■ **Rows from a dataset**
****************************************

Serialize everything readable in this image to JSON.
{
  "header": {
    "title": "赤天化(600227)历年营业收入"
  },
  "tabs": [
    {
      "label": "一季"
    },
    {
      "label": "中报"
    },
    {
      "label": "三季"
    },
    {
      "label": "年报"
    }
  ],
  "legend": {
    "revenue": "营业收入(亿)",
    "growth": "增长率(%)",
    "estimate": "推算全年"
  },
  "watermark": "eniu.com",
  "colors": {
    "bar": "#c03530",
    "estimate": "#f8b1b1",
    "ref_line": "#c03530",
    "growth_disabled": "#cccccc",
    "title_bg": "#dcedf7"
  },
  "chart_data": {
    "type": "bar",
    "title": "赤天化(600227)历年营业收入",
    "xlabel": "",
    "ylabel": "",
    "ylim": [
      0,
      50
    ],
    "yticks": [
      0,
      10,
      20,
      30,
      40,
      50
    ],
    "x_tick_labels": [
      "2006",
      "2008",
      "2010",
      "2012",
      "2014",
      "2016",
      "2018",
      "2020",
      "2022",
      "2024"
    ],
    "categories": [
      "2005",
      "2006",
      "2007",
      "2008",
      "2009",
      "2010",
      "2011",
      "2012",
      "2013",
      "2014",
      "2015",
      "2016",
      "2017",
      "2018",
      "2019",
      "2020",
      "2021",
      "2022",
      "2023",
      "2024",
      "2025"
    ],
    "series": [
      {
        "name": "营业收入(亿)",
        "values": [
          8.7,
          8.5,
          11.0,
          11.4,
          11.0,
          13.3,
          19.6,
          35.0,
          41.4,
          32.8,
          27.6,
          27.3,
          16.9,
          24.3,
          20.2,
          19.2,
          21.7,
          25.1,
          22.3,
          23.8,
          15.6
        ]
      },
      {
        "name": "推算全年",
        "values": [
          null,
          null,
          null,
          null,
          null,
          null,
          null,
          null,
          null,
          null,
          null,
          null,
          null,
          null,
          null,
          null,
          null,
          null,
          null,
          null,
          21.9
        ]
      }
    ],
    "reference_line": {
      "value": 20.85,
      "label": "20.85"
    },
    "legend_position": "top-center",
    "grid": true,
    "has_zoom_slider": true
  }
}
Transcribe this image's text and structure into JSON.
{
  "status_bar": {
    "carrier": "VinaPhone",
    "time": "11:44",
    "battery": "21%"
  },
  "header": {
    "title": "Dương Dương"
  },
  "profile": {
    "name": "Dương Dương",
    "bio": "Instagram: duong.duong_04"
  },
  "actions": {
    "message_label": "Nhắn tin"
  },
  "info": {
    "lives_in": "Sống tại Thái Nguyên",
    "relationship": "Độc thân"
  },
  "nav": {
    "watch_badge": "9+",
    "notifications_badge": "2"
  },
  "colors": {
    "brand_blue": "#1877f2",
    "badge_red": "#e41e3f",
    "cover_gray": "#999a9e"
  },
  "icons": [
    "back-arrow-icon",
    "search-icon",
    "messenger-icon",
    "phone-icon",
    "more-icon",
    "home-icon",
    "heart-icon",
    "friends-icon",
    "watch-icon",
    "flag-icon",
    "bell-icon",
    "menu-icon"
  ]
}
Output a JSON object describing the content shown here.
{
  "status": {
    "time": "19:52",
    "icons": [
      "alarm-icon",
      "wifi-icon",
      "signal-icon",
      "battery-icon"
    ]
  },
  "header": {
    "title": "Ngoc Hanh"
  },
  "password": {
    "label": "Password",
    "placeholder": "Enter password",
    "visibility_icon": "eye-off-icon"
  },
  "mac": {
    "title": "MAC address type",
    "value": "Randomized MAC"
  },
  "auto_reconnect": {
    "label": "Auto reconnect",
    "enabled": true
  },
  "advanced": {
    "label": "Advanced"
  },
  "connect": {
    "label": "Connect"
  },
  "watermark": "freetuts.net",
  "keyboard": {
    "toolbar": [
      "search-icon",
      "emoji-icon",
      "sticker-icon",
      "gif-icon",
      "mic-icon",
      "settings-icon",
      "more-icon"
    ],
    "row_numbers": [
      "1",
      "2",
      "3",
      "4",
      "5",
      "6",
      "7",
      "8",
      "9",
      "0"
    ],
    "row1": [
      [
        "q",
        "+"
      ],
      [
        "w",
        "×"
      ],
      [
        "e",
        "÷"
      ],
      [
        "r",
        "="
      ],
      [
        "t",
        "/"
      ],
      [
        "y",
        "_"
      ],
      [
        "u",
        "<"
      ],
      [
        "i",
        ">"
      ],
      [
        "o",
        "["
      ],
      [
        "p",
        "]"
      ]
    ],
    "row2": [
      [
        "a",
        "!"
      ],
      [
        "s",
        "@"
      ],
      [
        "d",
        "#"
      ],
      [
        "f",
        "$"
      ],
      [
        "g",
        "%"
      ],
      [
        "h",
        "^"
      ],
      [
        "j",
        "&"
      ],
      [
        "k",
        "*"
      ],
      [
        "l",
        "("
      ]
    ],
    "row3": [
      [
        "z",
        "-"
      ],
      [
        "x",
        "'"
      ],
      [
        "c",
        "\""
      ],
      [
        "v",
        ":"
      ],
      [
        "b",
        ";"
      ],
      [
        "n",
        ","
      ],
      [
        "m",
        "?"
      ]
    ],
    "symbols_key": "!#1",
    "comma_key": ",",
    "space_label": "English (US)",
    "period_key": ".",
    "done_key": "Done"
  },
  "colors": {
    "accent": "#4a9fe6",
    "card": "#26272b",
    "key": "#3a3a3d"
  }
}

****************************************

■ **AIM**
Each record above should be returned exactly as it appears.

■ **FINISHED ANSWER**
Serialize everything readable in this image to JSON.
{
  "header": {
    "title": "赤天化(600227)历年营业收入"
  },
  "tabs": [
    {
      "label": "一季"
    },
    {
      "label": "中报"
    },
    {
      "label": "三季"
    },
    {
      "label": "年报"
    }
  ],
  "legend": {
    "revenue": "营业收入(亿)",
    "growth": "增长率(%)",
    "estimate": "推算全年"
  },
  "watermark": "eniu.com",
  "colors": {
    "bar": "#c03530",
    "estimate": "#f8b1b1",
    "ref_line": "#c03530",
    "growth_disabled": "#cccccc",
    "title_bg": "#dcedf7"
  },
  "chart_data": {
    "type": "bar",
    "title": "赤天化(600227)历年营业收入",
    "xlabel": "",
    "ylabel": "",
    "ylim": [
      0,
      50
    ],
    "yticks": [
      0,
      10,
      20,
      30,
      40,
      50
    ],
    "x_tick_labels": [
      "2006",
      "2008",
      "2010",
      "2012",
      "2014",
      "2016",
      "2018",
      "2020",
      "2022",
      "2024"
    ],
    "categories": [
      "2005",
      "2006",
      "2007",
      "2008",
      "2009",
      "2010",
      "2011",
      "2012",
      "2013",
      "2014",
      "2015",
      "2016",
      "2017",
      "2018",
      "2019",
      "2020",
      "2021",
      "2022",
      "2023",
      "2024",
      "2025"
    ],
    "series": [
      {
        "name": "营业收入(亿)",
        "values": [
          8.7,
          8.5,
          11.0,
          11.4,
          11.0,
          13.3,
          19.6,
          35.0,
          41.4,
          32.8,
          27.6,
          27.3,
          16.9,
          24.3,
          20.2,
          19.2,
          21.7,
          25.1,
          22.3,
          23.8,
          15.6
        ]
      },
      {
        "name": "推算全年",
        "values": [
          null,
          null,
          null,
          null,
          null,
          null,
          null,
          null,
          null,
          null,
          null,
          null,
          null,
          null,
          null,
          null,
          null,
          null,
          null,
          null,
          21.9
        ]
      }
    ],
    "reference_line": {
      "value": 20.85,
      "label": "20.85"
    },
    "legend_position": "top-center",
    "grid": true,
    "has_zoom_slider": true
  }
}
Transcribe this image's text and structure into JSON.
{
  "status_bar": {
    "carrier": "VinaPhone",
    "time": "11:44",
    "battery": "21%"
  },
  "header": {
    "title": "Dương Dương"
  },
  "profile": {
    "name": "Dương Dương",
    "bio": "Instagram: duong.duong_04"
  },
  "actions": {
    "message_label": "Nhắn tin"
  },
  "info": {
    "lives_in": "Sống tại Thái Nguyên",
    "relationship": "Độc thân"
  },
  "nav": {
    "watch_badge": "9+",
    "notifications_badge": "2"
  },
  "colors": {
    "brand_blue": "#1877f2",
    "badge_red": "#e41e3f",
    "cover_gray": "#999a9e"
  },
  "icons": [
    "back-arrow-icon",
    "search-icon",
    "messenger-icon",
    "phone-icon",
    "more-icon",
    "home-icon",
    "heart-icon",
    "friends-icon",
    "watch-icon",
    "flag-icon",
    "bell-icon",
    "menu-icon"
  ]
}
Output a JSON object describing the content shown here.
{
  "status": {
    "time": "19:52",
    "icons": [
      "alarm-icon",
      "wifi-icon",
      "signal-icon",
      "battery-icon"
    ]
  },
  "header": {
    "title": "Ngoc Hanh"
  },
  "password": {
    "label": "Password",
    "placeholder": "Enter password",
    "visibility_icon": "eye-off-icon"
  },
  "mac": {
    "title": "MAC address type",
    "value": "Randomized MAC"
  },
  "auto_reconnect": {
    "label": "Auto reconnect",
    "enabled": true
  },
  "advanced": {
    "label": "Advanced"
  },
  "connect": {
    "label": "Connect"
  },
  "watermark": "freetuts.net",
  "keyboard": {
    "toolbar": [
      "search-icon",
      "emoji-icon",
      "sticker-icon",
      "gif-icon",
      "mic-icon",
      "settings-icon",
      "more-icon"
    ],
    "row_numbers": [
      "1",
      "2",
      "3",
      "4",
      "5",
      "6",
      "7",
      "8",
      "9",
      "0"
    ],
    "row1": [
      [
        "q",
        "+"
      ],
      [
        "w",
        "×"
      ],
      [
        "e",
        "÷"
      ],
      [
        "r",
        "="
      ],
      [
        "t",
        "/"
      ],
      [
        "y",
        "_"
      ],
      [
        "u",
        "<"
      ],
      [
        "i",
        ">"
      ],
      [
        "o",
        "["
      ],
      [
        "p",
        "]"
      ]
    ],
    "row2": [
      [
        "a",
        "!"
      ],
      [
        "s",
        "@"
      ],
      [
        "d",
        "#"
      ],
      [
        "f",
        "$"
      ],
      [
        "g",
        "%"
      ],
      [
        "h",
        "^"
      ],
      [
        "j",
        "&"
      ],
      [
        "k",
        "*"
      ],
      [
        "l",
        "("
      ]
    ],
    "row3": [
      [
        "z",
        "-"
      ],
      [
        "x",
        "'"
      ],
      [
        "c",
        "\""
      ],
      [
        "v",
        ":"
      ],
      [
        "b",
        ";"
      ],
      [
        "n",
        ","
      ],
      [
        "m",
        "?"
      ]
    ],
    "symbols_key": "!#1",
    "comma_key": ",",
    "space_label": "English (US)",
    "period_key": ".",
    "done_key": "Done"
  },
  "colors": {
    "accent": "#4a9fe6",
    "card": "#26272b",
    "key": "#3a3a3d"
  }
}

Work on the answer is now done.